WHAT THIS TASK INVOLVES: Repeat every record below exactly as written.

[Items from a data source]
========
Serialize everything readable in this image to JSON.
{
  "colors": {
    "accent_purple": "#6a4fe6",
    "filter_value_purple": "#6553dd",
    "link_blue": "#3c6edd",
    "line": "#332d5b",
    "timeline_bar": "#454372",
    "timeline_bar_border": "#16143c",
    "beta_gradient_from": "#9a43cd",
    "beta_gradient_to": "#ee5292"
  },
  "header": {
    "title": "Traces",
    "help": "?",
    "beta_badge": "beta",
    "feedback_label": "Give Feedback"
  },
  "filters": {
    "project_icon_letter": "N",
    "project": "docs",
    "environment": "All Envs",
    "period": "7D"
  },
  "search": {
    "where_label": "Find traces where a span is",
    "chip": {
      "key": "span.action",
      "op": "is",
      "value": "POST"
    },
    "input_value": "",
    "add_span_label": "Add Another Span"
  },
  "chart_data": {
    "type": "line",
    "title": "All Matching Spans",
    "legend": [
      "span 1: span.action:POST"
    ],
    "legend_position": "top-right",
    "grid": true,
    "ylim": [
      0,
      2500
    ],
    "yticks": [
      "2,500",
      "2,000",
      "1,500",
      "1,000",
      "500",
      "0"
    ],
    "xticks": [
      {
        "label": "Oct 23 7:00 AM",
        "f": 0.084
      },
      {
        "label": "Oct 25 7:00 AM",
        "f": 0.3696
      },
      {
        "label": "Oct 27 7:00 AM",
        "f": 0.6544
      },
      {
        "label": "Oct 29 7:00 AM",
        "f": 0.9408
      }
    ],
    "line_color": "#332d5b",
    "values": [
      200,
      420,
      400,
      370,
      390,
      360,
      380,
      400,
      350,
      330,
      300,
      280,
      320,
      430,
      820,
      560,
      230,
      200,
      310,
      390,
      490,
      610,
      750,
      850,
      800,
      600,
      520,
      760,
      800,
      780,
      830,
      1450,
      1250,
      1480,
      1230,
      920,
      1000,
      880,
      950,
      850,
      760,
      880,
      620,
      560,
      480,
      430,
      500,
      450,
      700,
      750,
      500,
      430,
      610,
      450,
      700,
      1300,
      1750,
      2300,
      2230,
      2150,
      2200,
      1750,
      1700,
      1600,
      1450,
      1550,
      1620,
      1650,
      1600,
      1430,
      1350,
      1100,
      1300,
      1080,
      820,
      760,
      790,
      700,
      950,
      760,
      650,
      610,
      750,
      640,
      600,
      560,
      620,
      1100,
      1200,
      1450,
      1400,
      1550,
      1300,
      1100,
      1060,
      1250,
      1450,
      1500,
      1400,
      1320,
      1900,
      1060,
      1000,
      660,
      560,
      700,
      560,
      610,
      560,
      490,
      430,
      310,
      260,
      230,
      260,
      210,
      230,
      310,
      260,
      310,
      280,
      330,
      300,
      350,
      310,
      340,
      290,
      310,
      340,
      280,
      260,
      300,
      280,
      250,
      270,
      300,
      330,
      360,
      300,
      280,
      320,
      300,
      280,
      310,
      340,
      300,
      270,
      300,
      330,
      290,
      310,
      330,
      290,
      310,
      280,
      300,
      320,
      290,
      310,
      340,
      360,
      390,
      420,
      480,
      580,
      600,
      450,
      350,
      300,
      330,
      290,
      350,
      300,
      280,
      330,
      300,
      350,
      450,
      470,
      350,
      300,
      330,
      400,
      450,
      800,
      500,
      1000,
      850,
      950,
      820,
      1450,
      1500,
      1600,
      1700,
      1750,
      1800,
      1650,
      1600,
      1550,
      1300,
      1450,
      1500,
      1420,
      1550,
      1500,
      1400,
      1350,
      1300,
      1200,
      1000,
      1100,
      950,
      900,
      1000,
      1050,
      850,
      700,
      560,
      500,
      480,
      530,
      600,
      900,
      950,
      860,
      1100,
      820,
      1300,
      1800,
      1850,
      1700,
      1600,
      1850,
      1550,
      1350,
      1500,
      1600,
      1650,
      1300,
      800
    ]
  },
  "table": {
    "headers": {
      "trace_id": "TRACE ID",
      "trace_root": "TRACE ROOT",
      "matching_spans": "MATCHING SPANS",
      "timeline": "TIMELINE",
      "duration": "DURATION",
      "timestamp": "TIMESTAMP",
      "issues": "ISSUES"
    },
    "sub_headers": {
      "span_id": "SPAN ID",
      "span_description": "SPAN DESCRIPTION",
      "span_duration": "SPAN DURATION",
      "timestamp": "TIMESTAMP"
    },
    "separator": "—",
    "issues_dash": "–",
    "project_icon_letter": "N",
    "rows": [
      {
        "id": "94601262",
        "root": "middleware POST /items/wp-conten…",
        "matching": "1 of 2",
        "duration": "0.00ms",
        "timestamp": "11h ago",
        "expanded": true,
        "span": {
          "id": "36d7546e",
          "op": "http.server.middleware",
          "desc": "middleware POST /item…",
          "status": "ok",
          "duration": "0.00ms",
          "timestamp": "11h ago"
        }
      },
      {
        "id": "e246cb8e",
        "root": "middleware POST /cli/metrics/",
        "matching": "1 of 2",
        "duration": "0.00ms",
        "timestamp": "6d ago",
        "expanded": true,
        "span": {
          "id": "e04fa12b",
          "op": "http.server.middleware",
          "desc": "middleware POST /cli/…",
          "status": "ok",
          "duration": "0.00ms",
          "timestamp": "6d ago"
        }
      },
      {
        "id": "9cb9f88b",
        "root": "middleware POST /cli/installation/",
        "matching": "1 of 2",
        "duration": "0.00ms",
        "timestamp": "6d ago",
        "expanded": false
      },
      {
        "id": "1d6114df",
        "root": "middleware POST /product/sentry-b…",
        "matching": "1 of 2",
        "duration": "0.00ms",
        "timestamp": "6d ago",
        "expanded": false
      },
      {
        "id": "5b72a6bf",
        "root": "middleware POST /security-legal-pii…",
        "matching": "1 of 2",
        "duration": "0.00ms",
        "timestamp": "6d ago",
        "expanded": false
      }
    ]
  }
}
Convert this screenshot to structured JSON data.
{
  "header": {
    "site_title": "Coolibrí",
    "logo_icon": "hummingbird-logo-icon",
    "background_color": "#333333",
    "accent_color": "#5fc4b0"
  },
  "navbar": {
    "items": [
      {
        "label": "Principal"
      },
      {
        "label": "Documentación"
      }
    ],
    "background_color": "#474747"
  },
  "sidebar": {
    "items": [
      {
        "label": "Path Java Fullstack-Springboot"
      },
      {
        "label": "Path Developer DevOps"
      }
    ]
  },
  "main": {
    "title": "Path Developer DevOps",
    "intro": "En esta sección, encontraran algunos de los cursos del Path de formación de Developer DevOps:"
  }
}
========
SOLUTION:
Serialize everything readable in this image to JSON.
{
  "colors": {
    "accent_purple": "#6a4fe6",
    "filter_value_purple": "#6553dd",
    "link_blue": "#3c6edd",
    "line": "#332d5b",
    "timeline_bar": "#454372",
    "timeline_bar_border": "#16143c",
    "beta_gradient_from": "#9a43cd",
    "beta_gradient_to": "#ee5292"
  },
  "header": {
    "title": "Traces",
    "help": "?",
    "beta_badge": "beta",
    "feedback_label": "Give Feedback"
  },
  "filters": {
    "project_icon_letter": "N",
    "project": "docs",
    "environment": "All Envs",
    "period": "7D"
  },
  "search": {
    "where_label": "Find traces where a span is",
    "chip": {
      "key": "span.action",
      "op": "is",
      "value": "POST"
    },
    "input_value": "",
    "add_span_label": "Add Another Span"
  },
  "chart_data": {
    "type": "line",
    "title": "All Matching Spans",
    "legend": [
      "span 1: span.action:POST"
    ],
    "legend_position": "top-right",
    "grid": true,
    "ylim": [
      0,
      2500
    ],
    "yticks": [
      "2,500",
      "2,000",
      "1,500",
      "1,000",
      "500",
      "0"
    ],
    "xticks": [
      {
        "label": "Oct 23 7:00 AM",
        "f": 0.084
      },
      {
        "label": "Oct 25 7:00 AM",
        "f": 0.3696
      },
      {
        "label": "Oct 27 7:00 AM",
        "f": 0.6544
      },
      {
        "label": "Oct 29 7:00 AM",
        "f": 0.9408
      }
    ],
    "line_color": "#332d5b",
    "values": [
      200,
      420,
      400,
      370,
      390,
      360,
      380,
      400,
      350,
      330,
      300,
      280,
      320,
      430,
      820,
      560,
      230,
      200,
      310,
      390,
      490,
      610,
      750,
      850,
      800,
      600,
      520,
      760,
      800,
      780,
      830,
      1450,
      1250,
      1480,
      1230,
      920,
      1000,
      880,
      950,
      850,
      760,
      880,
      620,
      560,
      480,
      430,
      500,
      450,
      700,
      750,
      500,
      430,
      610,
      450,
      700,
      1300,
      1750,
      2300,
      2230,
      2150,
      2200,
      1750,
      1700,
      1600,
      1450,
      1550,
      1620,
      1650,
      1600,
      1430,
      1350,
      1100,
      1300,
      1080,
      820,
      760,
      790,
      700,
      950,
      760,
      650,
      610,
      750,
      640,
      600,
      560,
      620,
      1100,
      1200,
      1450,
      1400,
      1550,
      1300,
      1100,
      1060,
      1250,
      1450,
      1500,
      1400,
      1320,
      1900,
      1060,
      1000,
      660,
      560,
      700,
      560,
      610,
      560,
      490,
      430,
      310,
      260,
      230,
      260,
      210,
      230,
      310,
      260,
      310,
      280,
      330,
      300,
      350,
      310,
      340,
      290,
      310,
      340,
      280,
      260,
      300,
      280,
      250,
      270,
      300,
      330,
      360,
      300,
      280,
      320,
      300,
      280,
      310,
      340,
      300,
      270,
      300,
      330,
      290,
      310,
      330,
      290,
      310,
      280,
      300,
      320,
      290,
      310,
      340,
      360,
      390,
      420,
      480,
      580,
      600,
      450,
      350,
      300,
      330,
      290,
      350,
      300,
      280,
      330,
      300,
      350,
      450,
      470,
      350,
      300,
      330,
      400,
      450,
      800,
      500,
      1000,
      850,
      950,
      820,
      1450,
      1500,
      1600,
      1700,
      1750,
      1800,
      1650,
      1600,
      1550,
      1300,
      1450,
      1500,
      1420,
      1550,
      1500,
      1400,
      1350,
      1300,
      1200,
      1000,
      1100,
      950,
      900,
      1000,
      1050,
      850,
      700,
      560,
      500,
      480,
      530,
      600,
      900,
      950,
      860,
      1100,
      820,
      1300,
      1800,
      1850,
      1700,
      1600,
      1850,
      1550,
      1350,
      1500,
      1600,
      1650,
      1300,
      800
    ]
  },
  "table": {
    "headers": {
      "trace_id": "TRACE ID",
      "trace_root": "TRACE ROOT",
      "matching_spans": "MATCHING SPANS",
      "timeline": "TIMELINE",
      "duration": "DURATION",
      "timestamp": "TIMESTAMP",
      "issues": "ISSUES"
    },
    "sub_headers": {
      "span_id": "SPAN ID",
      "span_description": "SPAN DESCRIPTION",
      "span_duration": "SPAN DURATION",
      "timestamp": "TIMESTAMP"
    },
    "separator": "—",
    "issues_dash": "–",
    "project_icon_letter": "N",
    "rows": [
      {
        "id": "94601262",
        "root": "middleware POST /items/wp-conten…",
        "matching": "1 of 2",
        "duration": "0.00ms",
        "timestamp": "11h ago",
        "expanded": true,
        "span": {
          "id": "36d7546e",
          "op": "http.server.middleware",
          "desc": "middleware POST /item…",
          "status": "ok",
          "duration": "0.00ms",
          "timestamp": "11h ago"
        }
      },
      {
        "id": "e246cb8e",
        "root": "middleware POST /cli/metrics/",
        "matching": "1 of 2",
        "duration": "0.00ms",
        "timestamp": "6d ago",
        "expanded": true,
        "span": {
          "id": "e04fa12b",
          "op": "http.server.middleware",
          "desc": "middleware POST /cli/…",
          "status": "ok",
          "duration": "0.00ms",
          "timestamp": "6d ago"
        }
      },
      {
        "id": "9cb9f88b",
        "root": "middleware POST /cli/installation/",
        "matching": "1 of 2",
        "duration": "0.00ms",
        "timestamp": "6d ago",
        "expanded": false
      },
      {
        "id": "1d6114df",
        "root": "middleware POST /product/sentry-b…",
        "matching": "1 of 2",
        "duration": "0.00ms",
        "timestamp": "6d ago",
        "expanded": false
      },
      {
        "id": "5b72a6bf",
        "root": "middleware POST /security-legal-pii…",
        "matching": "1 of 2",
        "duration": "0.00ms",
        "timestamp": "6d ago",
        "expanded": false
      }
    ]
  }
}
Convert this screenshot to structured JSON data.
{
  "header": {
    "site_title": "Coolibrí",
    "logo_icon": "hummingbird-logo-icon",
    "background_color": "#333333",
    "accent_color": "#5fc4b0"
  },
  "navbar": {
    "items": [
      {
        "label": "Principal"
      },
      {
        "label": "Documentación"
      }
    ],
    "background_color": "#474747"
  },
  "sidebar": {
    "items": [
      {
        "label": "Path Java Fullstack-Springboot"
      },
      {
        "label": "Path Developer DevOps"
      }
    ]
  },
  "main": {
    "title": "Path Developer DevOps",
    "intro": "En esta sección, encontraran algunos de los cursos del Path de formación de Developer DevOps:"
  }
}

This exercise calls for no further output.